**** TASK DATA
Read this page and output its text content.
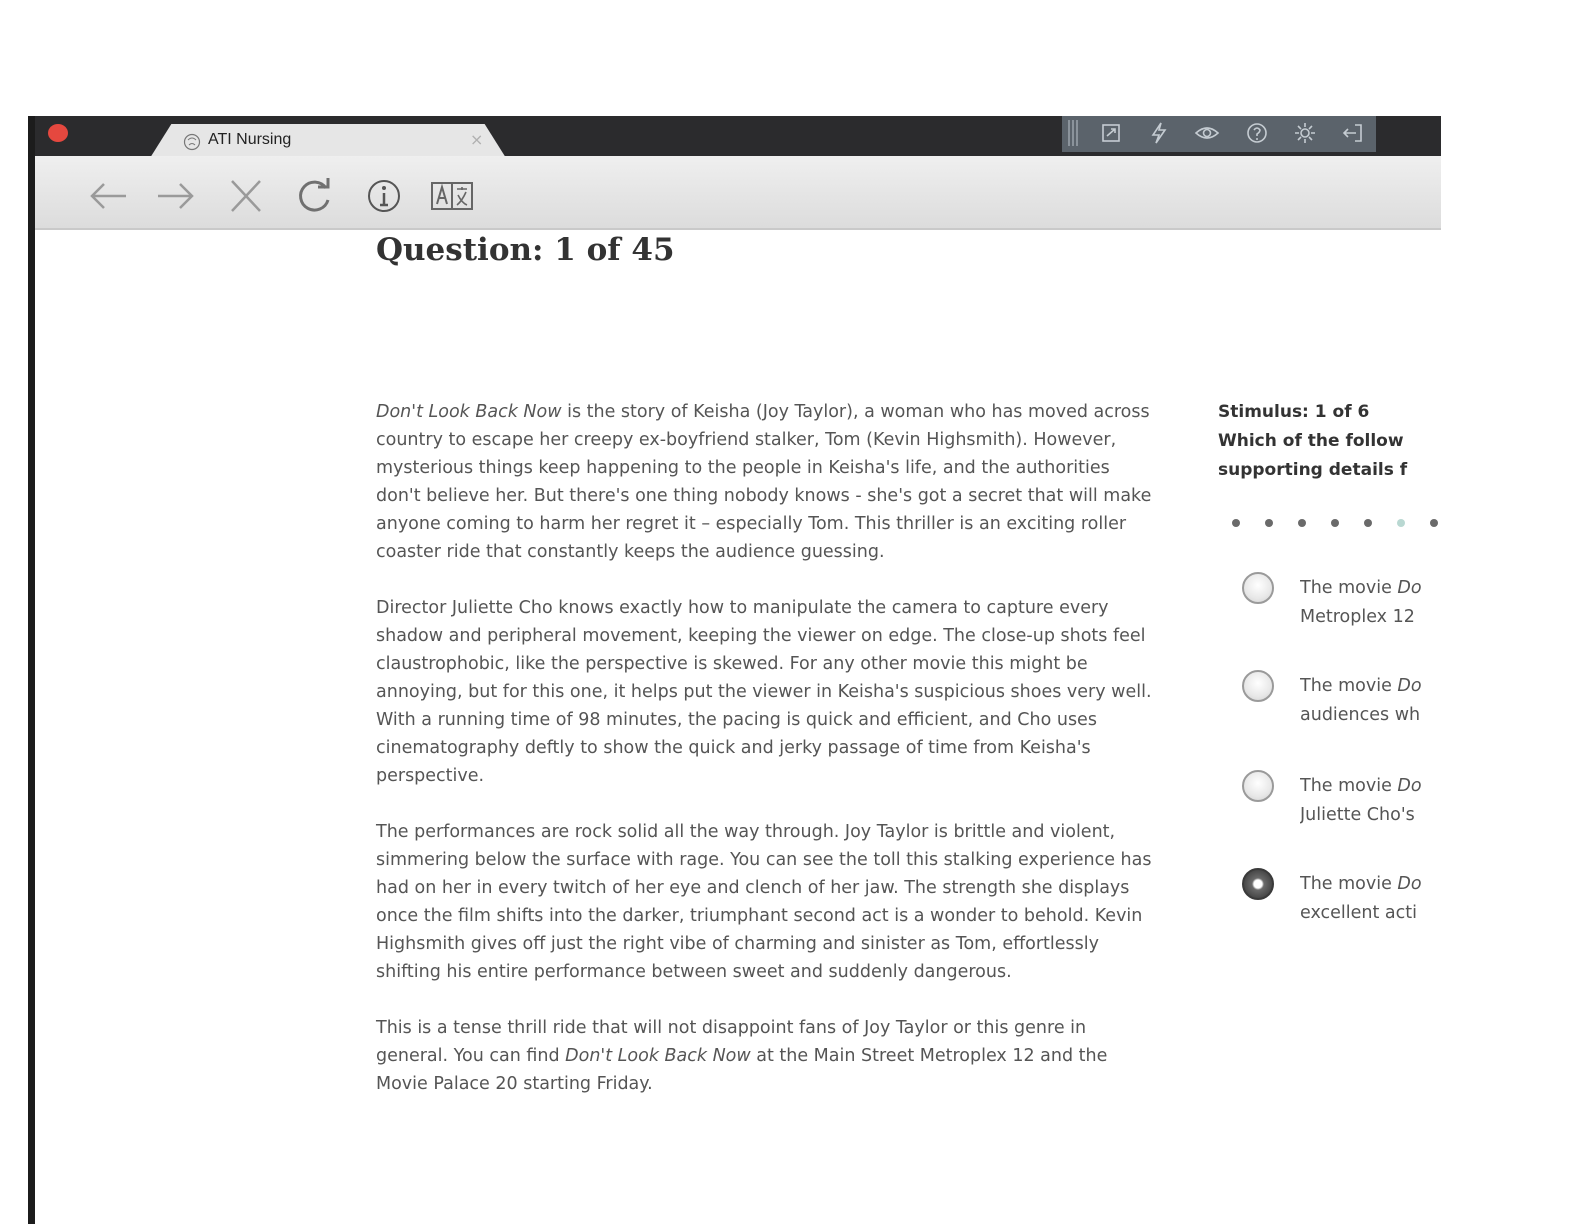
ATI Nursing	×
Question: 1 of 45

Don't Look Back Now is the story of Keisha (Joy Taylor), a woman who has moved across country to escape her creepy ex-boyfriend stalker, Tom (Kevin Highsmith). However, mysterious things keep happening to the people in Keisha's life, and the authorities don't believe her. But there's one thing nobody knows - she's got a secret that will make anyone coming to harm her regret it – especially Tom. This thriller is an exciting roller coaster ride that constantly keeps the audience guessing.

Director Juliette Cho knows exactly how to manipulate the camera to capture every shadow and peripheral movement, keeping the viewer on edge. The close-up shots feel claustrophobic, like the perspective is skewed. For any other movie this might be annoying, but for this one, it helps put the viewer in Keisha's suspicious shoes very well. With a running time of 98 minutes, the pacing is quick and efficient, and Cho uses cinematography deftly to show the quick and jerky passage of time from Keisha's perspective.

The performances are rock solid all the way through. Joy Taylor is brittle and violent, simmering below the surface with rage. You can see the toll this stalking experience has had on her in every twitch of her eye and clench of her jaw. The strength she displays once the film shifts into the darker, triumphant second act is a wonder to behold. Kevin Highsmith gives off just the right vibe of charming and sinister as Tom, effortlessly shifting his entire performance between sweet and suddenly dangerous.

This is a tense thrill ride that will not disappoint fans of Joy Taylor or this genre in general. You can find Don't Look Back Now at the Main Street Metroplex 12 and the Movie Palace 20 starting Friday.

Stimulus: 1 of 6
Which of the follow
supporting details f
The movie Do
Metroplex 12
The movie Do
audiences wh
The movie Do
Juliette Cho's
The movie Do
excellent acti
********
[EXERCISE DETAILS]: In the records shown above, how many lines include the word "Juliette"? Answer with the number only.

[COMPLETE ANSWER]: 2